:: AVAILABLE DATA
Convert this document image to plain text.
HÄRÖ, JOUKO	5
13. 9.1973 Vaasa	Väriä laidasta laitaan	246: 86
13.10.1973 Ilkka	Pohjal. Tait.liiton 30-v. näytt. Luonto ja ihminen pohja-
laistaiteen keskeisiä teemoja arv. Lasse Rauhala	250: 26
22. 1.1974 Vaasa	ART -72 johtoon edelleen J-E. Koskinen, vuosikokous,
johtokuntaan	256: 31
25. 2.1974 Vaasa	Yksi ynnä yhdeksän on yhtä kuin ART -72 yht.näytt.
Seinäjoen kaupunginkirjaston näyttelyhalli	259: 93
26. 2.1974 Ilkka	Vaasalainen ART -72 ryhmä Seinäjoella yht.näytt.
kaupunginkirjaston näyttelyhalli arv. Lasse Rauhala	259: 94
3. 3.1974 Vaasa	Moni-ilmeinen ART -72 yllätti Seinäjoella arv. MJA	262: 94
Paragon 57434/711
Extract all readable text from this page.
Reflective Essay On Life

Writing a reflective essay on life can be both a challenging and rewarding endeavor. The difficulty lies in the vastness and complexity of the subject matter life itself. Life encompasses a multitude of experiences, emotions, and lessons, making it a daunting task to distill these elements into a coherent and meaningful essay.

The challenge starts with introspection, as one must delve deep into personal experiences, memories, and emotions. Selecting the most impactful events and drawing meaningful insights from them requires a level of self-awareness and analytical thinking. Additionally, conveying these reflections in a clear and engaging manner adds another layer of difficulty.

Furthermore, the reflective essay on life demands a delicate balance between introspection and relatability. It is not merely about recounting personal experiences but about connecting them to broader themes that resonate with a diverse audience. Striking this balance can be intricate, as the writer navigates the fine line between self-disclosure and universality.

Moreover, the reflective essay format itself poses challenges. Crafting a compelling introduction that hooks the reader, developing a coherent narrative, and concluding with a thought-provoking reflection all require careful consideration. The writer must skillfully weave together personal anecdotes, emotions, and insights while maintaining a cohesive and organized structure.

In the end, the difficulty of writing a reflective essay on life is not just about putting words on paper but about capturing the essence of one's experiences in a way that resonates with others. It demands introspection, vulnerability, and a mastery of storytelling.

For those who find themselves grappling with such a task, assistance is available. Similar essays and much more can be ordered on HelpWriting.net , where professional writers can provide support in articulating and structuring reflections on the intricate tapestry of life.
::::
* **WHAT TO PRODUCE**
From the listing above, extract every line exactly as it stands.

* **RIGHT ANSWER**
Convert this document image to plain text.
HÄRÖ, JOUKO	5
13. 9.1973 Vaasa	Väriä laidasta laitaan	246: 86
13.10.1973 Ilkka	Pohjal. Tait.liiton 30-v. näytt. Luonto ja ihminen pohja-
laistaiteen keskeisiä teemoja arv. Lasse Rauhala	250: 26
22. 1.1974 Vaasa	ART -72 johtoon edelleen J-E. Koskinen, vuosikokous,
johtokuntaan	256: 31
25. 2.1974 Vaasa	Yksi ynnä yhdeksän on yhtä kuin ART -72 yht.näytt.
Seinäjoen kaupunginkirjaston näyttelyhalli	259: 93
26. 2.1974 Ilkka	Vaasalainen ART -72 ryhmä Seinäjoella yht.näytt.
kaupunginkirjaston näyttelyhalli arv. Lasse Rauhala	259: 94
3. 3.1974 Vaasa	Moni-ilmeinen ART -72 yllätti Seinäjoella arv. MJA	262: 94
Paragon 57434/711
Extract all readable text from this page.
Reflective Essay On Life

Writing a reflective essay on life can be both a challenging and rewarding endeavor. The difficulty lies in the vastness and complexity of the subject matter life itself. Life encompasses a multitude of experiences, emotions, and lessons, making it a daunting task to distill these elements into a coherent and meaningful essay.

The challenge starts with introspection, as one must delve deep into personal experiences, memories, and emotions. Selecting the most impactful events and drawing meaningful insights from them requires a level of self-awareness and analytical thinking. Additionally, conveying these reflections in a clear and engaging manner adds another layer of difficulty.

Furthermore, the reflective essay on life demands a delicate balance between introspection and relatability. It is not merely about recounting personal experiences but about connecting them to broader themes that resonate with a diverse audience. Striking this balance can be intricate, as the writer navigates the fine line between self-disclosure and universality.

Moreover, the reflective essay format itself poses challenges. Crafting a compelling introduction that hooks the reader, developing a coherent narrative, and concluding with a thought-provoking reflection all require careful consideration. The writer must skillfully weave together personal anecdotes, emotions, and insights while maintaining a cohesive and organized structure.

In the end, the difficulty of writing a reflective essay on life is not just about putting words on paper but about capturing the essence of one's experiences in a way that resonates with others. It demands introspection, vulnerability, and a mastery of storytelling.

For those who find themselves grappling with such a task, assistance is available. Similar essays and much more can be ordered on HelpWriting.net , where professional writers can provide support in articulating and structuring reflections on the intricate tapestry of life.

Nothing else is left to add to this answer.